The records below need retyping in full; give them again exactly.

::: AVAILABLE RECORDS

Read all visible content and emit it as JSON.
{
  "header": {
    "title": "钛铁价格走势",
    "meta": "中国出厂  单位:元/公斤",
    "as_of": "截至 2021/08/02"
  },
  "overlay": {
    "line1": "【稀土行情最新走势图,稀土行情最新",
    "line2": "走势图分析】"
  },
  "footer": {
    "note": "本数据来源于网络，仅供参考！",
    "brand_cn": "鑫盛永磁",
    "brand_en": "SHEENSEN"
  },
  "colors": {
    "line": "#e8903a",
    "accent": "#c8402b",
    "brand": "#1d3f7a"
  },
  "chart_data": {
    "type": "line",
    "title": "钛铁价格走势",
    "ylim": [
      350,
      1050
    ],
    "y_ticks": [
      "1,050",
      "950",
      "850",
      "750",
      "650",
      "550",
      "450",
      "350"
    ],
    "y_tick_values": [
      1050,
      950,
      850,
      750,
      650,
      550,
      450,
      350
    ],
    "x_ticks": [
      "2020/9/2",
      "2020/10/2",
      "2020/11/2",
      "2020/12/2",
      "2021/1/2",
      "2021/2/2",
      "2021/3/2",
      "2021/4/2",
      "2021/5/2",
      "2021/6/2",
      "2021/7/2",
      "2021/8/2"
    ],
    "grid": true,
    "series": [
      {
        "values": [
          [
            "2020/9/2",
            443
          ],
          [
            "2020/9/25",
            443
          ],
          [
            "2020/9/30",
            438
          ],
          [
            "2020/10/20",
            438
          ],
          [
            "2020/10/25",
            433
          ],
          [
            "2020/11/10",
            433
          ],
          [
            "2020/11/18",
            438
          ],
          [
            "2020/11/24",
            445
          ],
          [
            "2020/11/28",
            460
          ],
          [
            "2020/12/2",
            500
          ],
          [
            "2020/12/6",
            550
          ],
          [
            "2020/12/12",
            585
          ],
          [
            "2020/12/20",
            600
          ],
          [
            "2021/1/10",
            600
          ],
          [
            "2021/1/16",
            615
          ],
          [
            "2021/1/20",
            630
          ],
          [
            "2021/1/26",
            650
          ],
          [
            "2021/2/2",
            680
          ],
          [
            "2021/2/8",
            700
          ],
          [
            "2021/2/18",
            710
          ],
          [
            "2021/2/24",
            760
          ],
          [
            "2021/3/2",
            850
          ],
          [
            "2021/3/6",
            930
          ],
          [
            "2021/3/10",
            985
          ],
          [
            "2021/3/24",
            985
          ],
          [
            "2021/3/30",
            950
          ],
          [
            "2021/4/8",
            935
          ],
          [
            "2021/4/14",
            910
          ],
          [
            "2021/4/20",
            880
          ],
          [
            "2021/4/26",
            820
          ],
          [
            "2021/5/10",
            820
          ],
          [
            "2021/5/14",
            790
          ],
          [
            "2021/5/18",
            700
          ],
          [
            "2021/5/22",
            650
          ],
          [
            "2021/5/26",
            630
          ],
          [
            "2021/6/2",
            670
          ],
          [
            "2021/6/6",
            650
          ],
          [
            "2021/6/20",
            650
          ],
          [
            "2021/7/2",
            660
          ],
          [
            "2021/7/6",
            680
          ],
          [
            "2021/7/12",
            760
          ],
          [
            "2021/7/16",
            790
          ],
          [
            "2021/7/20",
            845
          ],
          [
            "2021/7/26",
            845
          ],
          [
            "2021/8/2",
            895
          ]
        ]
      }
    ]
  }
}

::::::

## WRITTEN RESPONSE
Read all visible content and emit it as JSON.
{
  "header": {
    "title": "钛铁价格走势",
    "meta": "中国出厂  单位:元/公斤",
    "as_of": "截至 2021/08/02"
  },
  "overlay": {
    "line1": "【稀土行情最新走势图,稀土行情最新",
    "line2": "走势图分析】"
  },
  "footer": {
    "note": "本数据来源于网络，仅供参考！",
    "brand_cn": "鑫盛永磁",
    "brand_en": "SHEENSEN"
  },
  "colors": {
    "line": "#e8903a",
    "accent": "#c8402b",
    "brand": "#1d3f7a"
  },
  "chart_data": {
    "type": "line",
    "title": "钛铁价格走势",
    "ylim": [
      350,
      1050
    ],
    "y_ticks": [
      "1,050",
      "950",
      "850",
      "750",
      "650",
      "550",
      "450",
      "350"
    ],
    "y_tick_values": [
      1050,
      950,
      850,
      750,
      650,
      550,
      450,
      350
    ],
    "x_ticks": [
      "2020/9/2",
      "2020/10/2",
      "2020/11/2",
      "2020/12/2",
      "2021/1/2",
      "2021/2/2",
      "2021/3/2",
      "2021/4/2",
      "2021/5/2",
      "2021/6/2",
      "2021/7/2",
      "2021/8/2"
    ],
    "grid": true,
    "series": [
      {
        "values": [
          [
            "2020/9/2",
            443
          ],
          [
            "2020/9/25",
            443
          ],
          [
            "2020/9/30",
            438
          ],
          [
            "2020/10/20",
            438
          ],
          [
            "2020/10/25",
            433
          ],
          [
            "2020/11/10",
            433
          ],
          [
            "2020/11/18",
            438
          ],
          [
            "2020/11/24",
            445
          ],
          [
            "2020/11/28",
            460
          ],
          [
            "2020/12/2",
            500
          ],
          [
            "2020/12/6",
            550
          ],
          [
            "2020/12/12",
            585
          ],
          [
            "2020/12/20",
            600
          ],
          [
            "2021/1/10",
            600
          ],
          [
            "2021/1/16",
            615
          ],
          [
            "2021/1/20",
            630
          ],
          [
            "2021/1/26",
            650
          ],
          [
            "2021/2/2",
            680
          ],
          [
            "2021/2/8",
            700
          ],
          [
            "2021/2/18",
            710
          ],
          [
            "2021/2/24",
            760
          ],
          [
            "2021/3/2",
            850
          ],
          [
            "2021/3/6",
            930
          ],
          [
            "2021/3/10",
            985
          ],
          [
            "2021/3/24",
            985
          ],
          [
            "2021/3/30",
            950
          ],
          [
            "2021/4/8",
            935
          ],
          [
            "2021/4/14",
            910
          ],
          [
            "2021/4/20",
            880
          ],
          [
            "2021/4/26",
            820
          ],
          [
            "2021/5/10",
            820
          ],
          [
            "2021/5/14",
            790
          ],
          [
            "2021/5/18",
            700
          ],
          [
            "2021/5/22",
            650
          ],
          [
            "2021/5/26",
            630
          ],
          [
            "2021/6/2",
            670
          ],
          [
            "2021/6/6",
            650
          ],
          [
            "2021/6/20",
            650
          ],
          [
            "2021/7/2",
            660
          ],
          [
            "2021/7/6",
            680
          ],
          [
            "2021/7/12",
            760
          ],
          [
            "2021/7/16",
            790
          ],
          [
            "2021/7/20",
            845
          ],
          [
            "2021/7/26",
            845
          ],
          [
            "2021/8/2",
            895
          ]
        ]
      }
    ]
  }
}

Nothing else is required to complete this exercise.